### STORED ROWS

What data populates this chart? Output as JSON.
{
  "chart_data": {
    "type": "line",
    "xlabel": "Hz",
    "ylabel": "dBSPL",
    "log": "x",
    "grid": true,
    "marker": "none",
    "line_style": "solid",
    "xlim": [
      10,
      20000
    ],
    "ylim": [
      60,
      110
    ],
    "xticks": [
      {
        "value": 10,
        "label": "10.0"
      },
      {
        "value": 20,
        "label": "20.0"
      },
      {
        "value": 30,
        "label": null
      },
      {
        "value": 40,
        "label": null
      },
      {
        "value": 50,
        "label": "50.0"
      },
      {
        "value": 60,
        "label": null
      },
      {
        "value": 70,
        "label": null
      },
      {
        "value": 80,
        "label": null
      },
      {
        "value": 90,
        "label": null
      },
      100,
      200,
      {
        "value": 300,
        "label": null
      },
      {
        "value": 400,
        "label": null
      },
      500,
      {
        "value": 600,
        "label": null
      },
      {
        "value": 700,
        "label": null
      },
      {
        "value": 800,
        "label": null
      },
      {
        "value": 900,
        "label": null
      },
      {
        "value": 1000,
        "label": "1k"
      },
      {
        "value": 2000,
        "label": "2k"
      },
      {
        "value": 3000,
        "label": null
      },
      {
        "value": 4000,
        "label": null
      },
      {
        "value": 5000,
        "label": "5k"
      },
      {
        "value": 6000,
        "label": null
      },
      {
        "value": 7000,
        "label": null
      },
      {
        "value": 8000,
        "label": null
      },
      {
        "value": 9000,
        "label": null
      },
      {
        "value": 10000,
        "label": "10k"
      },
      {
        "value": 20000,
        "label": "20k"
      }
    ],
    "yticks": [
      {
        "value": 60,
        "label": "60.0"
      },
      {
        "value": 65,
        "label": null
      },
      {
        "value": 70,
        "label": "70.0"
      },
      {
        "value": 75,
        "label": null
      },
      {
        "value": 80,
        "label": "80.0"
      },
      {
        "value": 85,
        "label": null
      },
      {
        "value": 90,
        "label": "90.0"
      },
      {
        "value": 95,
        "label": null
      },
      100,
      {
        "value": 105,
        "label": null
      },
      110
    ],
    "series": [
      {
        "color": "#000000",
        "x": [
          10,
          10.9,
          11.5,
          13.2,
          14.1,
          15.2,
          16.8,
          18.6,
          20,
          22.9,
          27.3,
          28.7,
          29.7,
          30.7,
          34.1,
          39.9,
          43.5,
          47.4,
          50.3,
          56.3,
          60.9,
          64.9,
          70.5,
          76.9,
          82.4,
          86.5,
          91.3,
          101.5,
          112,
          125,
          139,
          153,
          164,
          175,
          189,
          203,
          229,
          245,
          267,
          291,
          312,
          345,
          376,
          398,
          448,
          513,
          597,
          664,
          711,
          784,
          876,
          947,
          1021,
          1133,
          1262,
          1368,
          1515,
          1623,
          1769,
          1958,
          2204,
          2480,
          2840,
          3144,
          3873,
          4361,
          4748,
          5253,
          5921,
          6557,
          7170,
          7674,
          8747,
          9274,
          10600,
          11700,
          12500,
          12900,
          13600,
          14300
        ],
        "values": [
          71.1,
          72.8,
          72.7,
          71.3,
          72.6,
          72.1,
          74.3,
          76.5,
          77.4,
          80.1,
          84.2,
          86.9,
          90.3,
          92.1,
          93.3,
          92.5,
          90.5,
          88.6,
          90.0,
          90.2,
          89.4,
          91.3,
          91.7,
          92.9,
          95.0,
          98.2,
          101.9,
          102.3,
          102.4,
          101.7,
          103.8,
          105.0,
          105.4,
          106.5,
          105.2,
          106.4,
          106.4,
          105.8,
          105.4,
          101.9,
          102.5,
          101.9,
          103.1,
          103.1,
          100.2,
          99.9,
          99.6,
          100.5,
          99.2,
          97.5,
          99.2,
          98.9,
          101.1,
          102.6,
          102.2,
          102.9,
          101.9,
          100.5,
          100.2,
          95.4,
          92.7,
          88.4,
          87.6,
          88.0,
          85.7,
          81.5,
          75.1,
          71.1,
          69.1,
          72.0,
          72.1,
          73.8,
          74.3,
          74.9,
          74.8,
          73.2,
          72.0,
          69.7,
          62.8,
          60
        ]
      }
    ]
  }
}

######

» **STATED TASK**
Your task is to repeat every entry exactly.

» **FULL SOLUTION**
What data populates this chart? Output as JSON.
{
  "chart_data": {
    "type": "line",
    "xlabel": "Hz",
    "ylabel": "dBSPL",
    "log": "x",
    "grid": true,
    "marker": "none",
    "line_style": "solid",
    "xlim": [
      10,
      20000
    ],
    "ylim": [
      60,
      110
    ],
    "xticks": [
      {
        "value": 10,
        "label": "10.0"
      },
      {
        "value": 20,
        "label": "20.0"
      },
      {
        "value": 30,
        "label": null
      },
      {
        "value": 40,
        "label": null
      },
      {
        "value": 50,
        "label": "50.0"
      },
      {
        "value": 60,
        "label": null
      },
      {
        "value": 70,
        "label": null
      },
      {
        "value": 80,
        "label": null
      },
      {
        "value": 90,
        "label": null
      },
      100,
      200,
      {
        "value": 300,
        "label": null
      },
      {
        "value": 400,
        "label": null
      },
      500,
      {
        "value": 600,
        "label": null
      },
      {
        "value": 700,
        "label": null
      },
      {
        "value": 800,
        "label": null
      },
      {
        "value": 900,
        "label": null
      },
      {
        "value": 1000,
        "label": "1k"
      },
      {
        "value": 2000,
        "label": "2k"
      },
      {
        "value": 3000,
        "label": null
      },
      {
        "value": 4000,
        "label": null
      },
      {
        "value": 5000,
        "label": "5k"
      },
      {
        "value": 6000,
        "label": null
      },
      {
        "value": 7000,
        "label": null
      },
      {
        "value": 8000,
        "label": null
      },
      {
        "value": 9000,
        "label": null
      },
      {
        "value": 10000,
        "label": "10k"
      },
      {
        "value": 20000,
        "label": "20k"
      }
    ],
    "yticks": [
      {
        "value": 60,
        "label": "60.0"
      },
      {
        "value": 65,
        "label": null
      },
      {
        "value": 70,
        "label": "70.0"
      },
      {
        "value": 75,
        "label": null
      },
      {
        "value": 80,
        "label": "80.0"
      },
      {
        "value": 85,
        "label": null
      },
      {
        "value": 90,
        "label": "90.0"
      },
      {
        "value": 95,
        "label": null
      },
      100,
      {
        "value": 105,
        "label": null
      },
      110
    ],
    "series": [
      {
        "color": "#000000",
        "x": [
          10,
          10.9,
          11.5,
          13.2,
          14.1,
          15.2,
          16.8,
          18.6,
          20,
          22.9,
          27.3,
          28.7,
          29.7,
          30.7,
          34.1,
          39.9,
          43.5,
          47.4,
          50.3,
          56.3,
          60.9,
          64.9,
          70.5,
          76.9,
          82.4,
          86.5,
          91.3,
          101.5,
          112,
          125,
          139,
          153,
          164,
          175,
          189,
          203,
          229,
          245,
          267,
          291,
          312,
          345,
          376,
          398,
          448,
          513,
          597,
          664,
          711,
          784,
          876,
          947,
          1021,
          1133,
          1262,
          1368,
          1515,
          1623,
          1769,
          1958,
          2204,
          2480,
          2840,
          3144,
          3873,
          4361,
          4748,
          5253,
          5921,
          6557,
          7170,
          7674,
          8747,
          9274,
          10600,
          11700,
          12500,
          12900,
          13600,
          14300
        ],
        "values": [
          71.1,
          72.8,
          72.7,
          71.3,
          72.6,
          72.1,
          74.3,
          76.5,
          77.4,
          80.1,
          84.2,
          86.9,
          90.3,
          92.1,
          93.3,
          92.5,
          90.5,
          88.6,
          90.0,
          90.2,
          89.4,
          91.3,
          91.7,
          92.9,
          95.0,
          98.2,
          101.9,
          102.3,
          102.4,
          101.7,
          103.8,
          105.0,
          105.4,
          106.5,
          105.2,
          106.4,
          106.4,
          105.8,
          105.4,
          101.9,
          102.5,
          101.9,
          103.1,
          103.1,
          100.2,
          99.9,
          99.6,
          100.5,
          99.2,
          97.5,
          99.2,
          98.9,
          101.1,
          102.6,
          102.2,
          102.9,
          101.9,
          100.5,
          100.2,
          95.4,
          92.7,
          88.4,
          87.6,
          88.0,
          85.7,
          81.5,
          75.1,
          71.1,
          69.1,
          72.0,
          72.1,
          73.8,
          74.3,
          74.9,
          74.8,
          73.2,
          72.0,
          69.7,
          62.8,
          60
        ]
      }
    ]
  }
}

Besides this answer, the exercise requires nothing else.